Directive:
Copy every line that contains the string "name" from the entries below.

Provided data:
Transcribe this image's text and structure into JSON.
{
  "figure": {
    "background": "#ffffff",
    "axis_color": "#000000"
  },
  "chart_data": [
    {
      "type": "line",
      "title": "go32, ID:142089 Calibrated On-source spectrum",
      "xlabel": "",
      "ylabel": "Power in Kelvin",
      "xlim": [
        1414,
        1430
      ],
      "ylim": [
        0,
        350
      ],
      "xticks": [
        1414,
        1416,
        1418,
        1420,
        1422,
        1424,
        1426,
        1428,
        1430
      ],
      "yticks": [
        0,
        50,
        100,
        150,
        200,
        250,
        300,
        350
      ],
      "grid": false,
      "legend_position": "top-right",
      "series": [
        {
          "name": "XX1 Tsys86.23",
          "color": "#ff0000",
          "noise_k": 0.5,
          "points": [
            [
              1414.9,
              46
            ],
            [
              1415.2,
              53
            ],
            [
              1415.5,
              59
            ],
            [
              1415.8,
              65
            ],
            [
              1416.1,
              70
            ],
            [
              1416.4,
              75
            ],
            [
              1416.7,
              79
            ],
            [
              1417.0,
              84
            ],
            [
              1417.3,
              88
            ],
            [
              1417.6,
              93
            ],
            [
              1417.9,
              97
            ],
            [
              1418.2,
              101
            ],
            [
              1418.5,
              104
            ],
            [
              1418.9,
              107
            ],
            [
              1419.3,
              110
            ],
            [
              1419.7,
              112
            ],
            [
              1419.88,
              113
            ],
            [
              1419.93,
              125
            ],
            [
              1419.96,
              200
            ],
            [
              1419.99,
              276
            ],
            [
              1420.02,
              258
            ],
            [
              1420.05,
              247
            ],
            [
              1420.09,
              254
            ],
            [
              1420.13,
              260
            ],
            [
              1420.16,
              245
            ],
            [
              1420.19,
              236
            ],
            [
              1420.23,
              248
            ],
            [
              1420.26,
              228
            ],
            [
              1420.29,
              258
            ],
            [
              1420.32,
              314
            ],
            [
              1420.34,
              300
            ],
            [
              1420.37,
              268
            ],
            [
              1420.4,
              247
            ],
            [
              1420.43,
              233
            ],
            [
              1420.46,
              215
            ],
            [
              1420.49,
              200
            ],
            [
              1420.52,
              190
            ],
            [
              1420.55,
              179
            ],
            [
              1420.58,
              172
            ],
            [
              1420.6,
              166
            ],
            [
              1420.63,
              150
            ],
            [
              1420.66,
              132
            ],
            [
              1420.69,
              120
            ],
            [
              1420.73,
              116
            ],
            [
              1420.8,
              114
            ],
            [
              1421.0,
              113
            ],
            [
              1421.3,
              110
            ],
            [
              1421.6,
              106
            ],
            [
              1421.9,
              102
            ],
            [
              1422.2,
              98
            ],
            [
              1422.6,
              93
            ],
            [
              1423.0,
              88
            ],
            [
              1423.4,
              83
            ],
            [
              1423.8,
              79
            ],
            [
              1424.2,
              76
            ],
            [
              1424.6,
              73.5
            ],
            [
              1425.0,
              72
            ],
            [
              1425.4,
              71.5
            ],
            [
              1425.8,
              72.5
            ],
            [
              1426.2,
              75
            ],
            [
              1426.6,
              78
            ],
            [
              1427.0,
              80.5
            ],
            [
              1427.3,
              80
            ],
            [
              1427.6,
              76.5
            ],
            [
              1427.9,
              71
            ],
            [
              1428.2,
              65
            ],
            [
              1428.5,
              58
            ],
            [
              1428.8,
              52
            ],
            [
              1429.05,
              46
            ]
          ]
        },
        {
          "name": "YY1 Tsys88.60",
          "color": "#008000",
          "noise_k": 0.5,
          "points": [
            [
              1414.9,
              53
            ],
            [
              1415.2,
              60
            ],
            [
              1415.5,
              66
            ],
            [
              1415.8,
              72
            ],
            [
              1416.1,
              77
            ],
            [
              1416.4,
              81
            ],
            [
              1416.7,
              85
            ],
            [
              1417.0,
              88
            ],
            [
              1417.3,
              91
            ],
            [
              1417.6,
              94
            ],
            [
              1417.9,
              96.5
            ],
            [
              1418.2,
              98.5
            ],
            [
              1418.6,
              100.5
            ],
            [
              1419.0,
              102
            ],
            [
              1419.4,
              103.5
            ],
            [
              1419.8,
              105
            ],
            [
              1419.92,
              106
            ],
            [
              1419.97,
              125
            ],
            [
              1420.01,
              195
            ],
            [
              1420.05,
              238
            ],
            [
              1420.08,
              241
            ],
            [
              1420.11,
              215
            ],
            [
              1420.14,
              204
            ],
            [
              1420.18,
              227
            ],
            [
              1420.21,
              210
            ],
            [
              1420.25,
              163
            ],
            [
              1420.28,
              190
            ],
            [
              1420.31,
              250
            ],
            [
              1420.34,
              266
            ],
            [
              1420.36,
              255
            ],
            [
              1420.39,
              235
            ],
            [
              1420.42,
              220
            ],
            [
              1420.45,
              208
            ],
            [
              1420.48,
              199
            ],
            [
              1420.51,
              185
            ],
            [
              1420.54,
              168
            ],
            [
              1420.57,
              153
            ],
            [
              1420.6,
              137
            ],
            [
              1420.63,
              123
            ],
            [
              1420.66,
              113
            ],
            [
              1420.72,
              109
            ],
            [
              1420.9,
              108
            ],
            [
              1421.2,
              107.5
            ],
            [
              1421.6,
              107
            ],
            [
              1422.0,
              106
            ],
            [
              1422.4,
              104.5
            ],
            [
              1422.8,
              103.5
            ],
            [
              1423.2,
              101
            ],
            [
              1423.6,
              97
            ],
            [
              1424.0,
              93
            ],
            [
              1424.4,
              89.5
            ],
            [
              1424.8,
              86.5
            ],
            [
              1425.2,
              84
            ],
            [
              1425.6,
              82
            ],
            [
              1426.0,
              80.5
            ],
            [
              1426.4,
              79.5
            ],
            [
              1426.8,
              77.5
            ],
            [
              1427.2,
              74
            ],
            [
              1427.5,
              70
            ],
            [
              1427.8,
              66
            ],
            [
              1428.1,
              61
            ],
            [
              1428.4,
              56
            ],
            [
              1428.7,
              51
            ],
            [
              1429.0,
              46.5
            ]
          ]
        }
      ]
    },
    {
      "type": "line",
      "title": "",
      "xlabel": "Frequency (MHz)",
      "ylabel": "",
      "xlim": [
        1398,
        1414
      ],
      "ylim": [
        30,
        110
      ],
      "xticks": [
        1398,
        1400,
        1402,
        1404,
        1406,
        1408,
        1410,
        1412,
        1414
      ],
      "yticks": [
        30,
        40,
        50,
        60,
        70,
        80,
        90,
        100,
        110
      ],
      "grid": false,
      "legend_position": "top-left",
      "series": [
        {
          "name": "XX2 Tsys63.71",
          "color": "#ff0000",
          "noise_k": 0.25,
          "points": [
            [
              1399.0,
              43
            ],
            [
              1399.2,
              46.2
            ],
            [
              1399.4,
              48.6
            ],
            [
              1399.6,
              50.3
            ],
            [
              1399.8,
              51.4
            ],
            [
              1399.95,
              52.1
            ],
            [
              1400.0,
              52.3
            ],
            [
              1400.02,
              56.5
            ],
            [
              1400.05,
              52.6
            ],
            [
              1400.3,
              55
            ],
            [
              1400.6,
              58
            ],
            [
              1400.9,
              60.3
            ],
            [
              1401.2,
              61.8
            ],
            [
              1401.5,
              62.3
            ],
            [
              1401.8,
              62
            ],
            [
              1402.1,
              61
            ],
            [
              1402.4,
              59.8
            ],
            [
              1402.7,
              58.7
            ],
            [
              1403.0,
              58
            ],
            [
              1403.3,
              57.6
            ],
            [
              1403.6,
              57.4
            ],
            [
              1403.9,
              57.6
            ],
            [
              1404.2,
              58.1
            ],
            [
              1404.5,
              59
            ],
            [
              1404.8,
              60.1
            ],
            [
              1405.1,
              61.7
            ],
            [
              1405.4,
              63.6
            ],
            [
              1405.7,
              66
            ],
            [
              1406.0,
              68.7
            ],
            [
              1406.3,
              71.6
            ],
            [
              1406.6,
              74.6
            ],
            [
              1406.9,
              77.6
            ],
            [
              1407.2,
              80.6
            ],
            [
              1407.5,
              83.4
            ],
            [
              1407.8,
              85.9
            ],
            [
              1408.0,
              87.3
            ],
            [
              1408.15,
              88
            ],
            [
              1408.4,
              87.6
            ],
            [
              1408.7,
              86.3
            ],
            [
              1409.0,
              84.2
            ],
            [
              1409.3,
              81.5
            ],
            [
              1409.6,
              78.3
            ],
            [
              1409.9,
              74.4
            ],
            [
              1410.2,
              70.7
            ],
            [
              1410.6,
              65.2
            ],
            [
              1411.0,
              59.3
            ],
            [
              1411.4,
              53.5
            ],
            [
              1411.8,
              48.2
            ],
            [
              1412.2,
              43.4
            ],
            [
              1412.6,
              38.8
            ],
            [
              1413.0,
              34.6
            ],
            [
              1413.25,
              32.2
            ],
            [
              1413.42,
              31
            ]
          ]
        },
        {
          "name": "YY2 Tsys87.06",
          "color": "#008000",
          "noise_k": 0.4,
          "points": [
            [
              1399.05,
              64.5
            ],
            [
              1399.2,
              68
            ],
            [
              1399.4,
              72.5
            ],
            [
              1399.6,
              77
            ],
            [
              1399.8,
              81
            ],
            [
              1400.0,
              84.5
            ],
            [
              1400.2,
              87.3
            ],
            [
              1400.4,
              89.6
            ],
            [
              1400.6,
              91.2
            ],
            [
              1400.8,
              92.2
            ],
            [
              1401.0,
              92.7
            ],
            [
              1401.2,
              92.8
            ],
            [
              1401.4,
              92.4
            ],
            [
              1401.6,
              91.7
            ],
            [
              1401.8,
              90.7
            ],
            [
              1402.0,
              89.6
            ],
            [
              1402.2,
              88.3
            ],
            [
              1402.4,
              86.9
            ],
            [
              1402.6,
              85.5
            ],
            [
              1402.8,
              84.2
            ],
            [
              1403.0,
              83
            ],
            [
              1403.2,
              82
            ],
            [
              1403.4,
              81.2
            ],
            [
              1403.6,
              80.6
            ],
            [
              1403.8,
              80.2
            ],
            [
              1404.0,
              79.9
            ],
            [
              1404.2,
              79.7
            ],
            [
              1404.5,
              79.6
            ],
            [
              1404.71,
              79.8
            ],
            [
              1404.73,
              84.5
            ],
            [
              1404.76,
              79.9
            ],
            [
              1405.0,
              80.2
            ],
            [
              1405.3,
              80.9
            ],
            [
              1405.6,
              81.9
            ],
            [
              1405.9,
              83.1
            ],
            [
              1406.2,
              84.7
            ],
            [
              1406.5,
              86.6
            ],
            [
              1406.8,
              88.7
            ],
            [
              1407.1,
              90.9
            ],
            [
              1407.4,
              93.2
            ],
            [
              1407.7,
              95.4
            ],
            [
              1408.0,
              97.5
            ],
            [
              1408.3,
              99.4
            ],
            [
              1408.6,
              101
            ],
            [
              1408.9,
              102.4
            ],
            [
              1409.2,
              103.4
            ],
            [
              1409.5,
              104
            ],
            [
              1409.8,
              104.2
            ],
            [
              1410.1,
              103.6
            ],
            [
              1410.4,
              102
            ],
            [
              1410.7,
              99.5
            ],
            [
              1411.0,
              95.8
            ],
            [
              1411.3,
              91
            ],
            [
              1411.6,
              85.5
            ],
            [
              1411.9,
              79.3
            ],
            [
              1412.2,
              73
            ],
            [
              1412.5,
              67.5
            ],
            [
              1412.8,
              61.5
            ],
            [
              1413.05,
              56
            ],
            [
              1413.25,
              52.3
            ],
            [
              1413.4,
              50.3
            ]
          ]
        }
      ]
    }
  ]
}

Result of the exercise:
          "name": "XX1 Tsys86.23",
          "name": "YY1 Tsys88.60",
          "name": "XX2 Tsys63.71",
          "name": "YY2 Tsys87.06",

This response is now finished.